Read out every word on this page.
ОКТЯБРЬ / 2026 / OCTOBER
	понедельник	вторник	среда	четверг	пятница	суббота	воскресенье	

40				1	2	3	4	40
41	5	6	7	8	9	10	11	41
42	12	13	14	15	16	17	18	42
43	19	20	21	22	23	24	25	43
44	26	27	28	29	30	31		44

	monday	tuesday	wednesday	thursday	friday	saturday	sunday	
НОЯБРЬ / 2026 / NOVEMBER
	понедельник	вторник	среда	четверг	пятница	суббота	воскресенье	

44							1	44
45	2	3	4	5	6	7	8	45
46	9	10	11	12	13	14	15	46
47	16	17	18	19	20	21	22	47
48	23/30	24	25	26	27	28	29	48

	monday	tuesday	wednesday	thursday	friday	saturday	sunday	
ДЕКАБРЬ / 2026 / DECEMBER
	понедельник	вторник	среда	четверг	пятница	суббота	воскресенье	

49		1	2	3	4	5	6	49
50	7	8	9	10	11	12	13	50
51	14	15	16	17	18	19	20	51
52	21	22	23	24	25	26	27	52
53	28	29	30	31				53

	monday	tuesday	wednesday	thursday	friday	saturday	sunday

───

## [What is needed]
Restate each entry exactly, skipping none.

## [Exercise response]
Read out every word on this page.
ОКТЯБРЬ / 2026 / OCTOBER
	понедельник	вторник	среда	четверг	пятница	суббота	воскресенье	

40				1	2	3	4	40
41	5	6	7	8	9	10	11	41
42	12	13	14	15	16	17	18	42
43	19	20	21	22	23	24	25	43
44	26	27	28	29	30	31		44

	monday	tuesday	wednesday	thursday	friday	saturday	sunday	
НОЯБРЬ / 2026 / NOVEMBER
	понедельник	вторник	среда	четверг	пятница	суббота	воскресенье	

44							1	44
45	2	3	4	5	6	7	8	45
46	9	10	11	12	13	14	15	46
47	16	17	18	19	20	21	22	47
48	23/30	24	25	26	27	28	29	48

	monday	tuesday	wednesday	thursday	friday	saturday	sunday	
ДЕКАБРЬ / 2026 / DECEMBER
	понедельник	вторник	среда	четверг	пятница	суббота	воскресенье	

49		1	2	3	4	5	6	49
50	7	8	9	10	11	12	13	50
51	14	15	16	17	18	19	20	51
52	21	22	23	24	25	26	27	52
53	28	29	30	31				53

	monday	tuesday	wednesday	thursday	friday	saturday	sunday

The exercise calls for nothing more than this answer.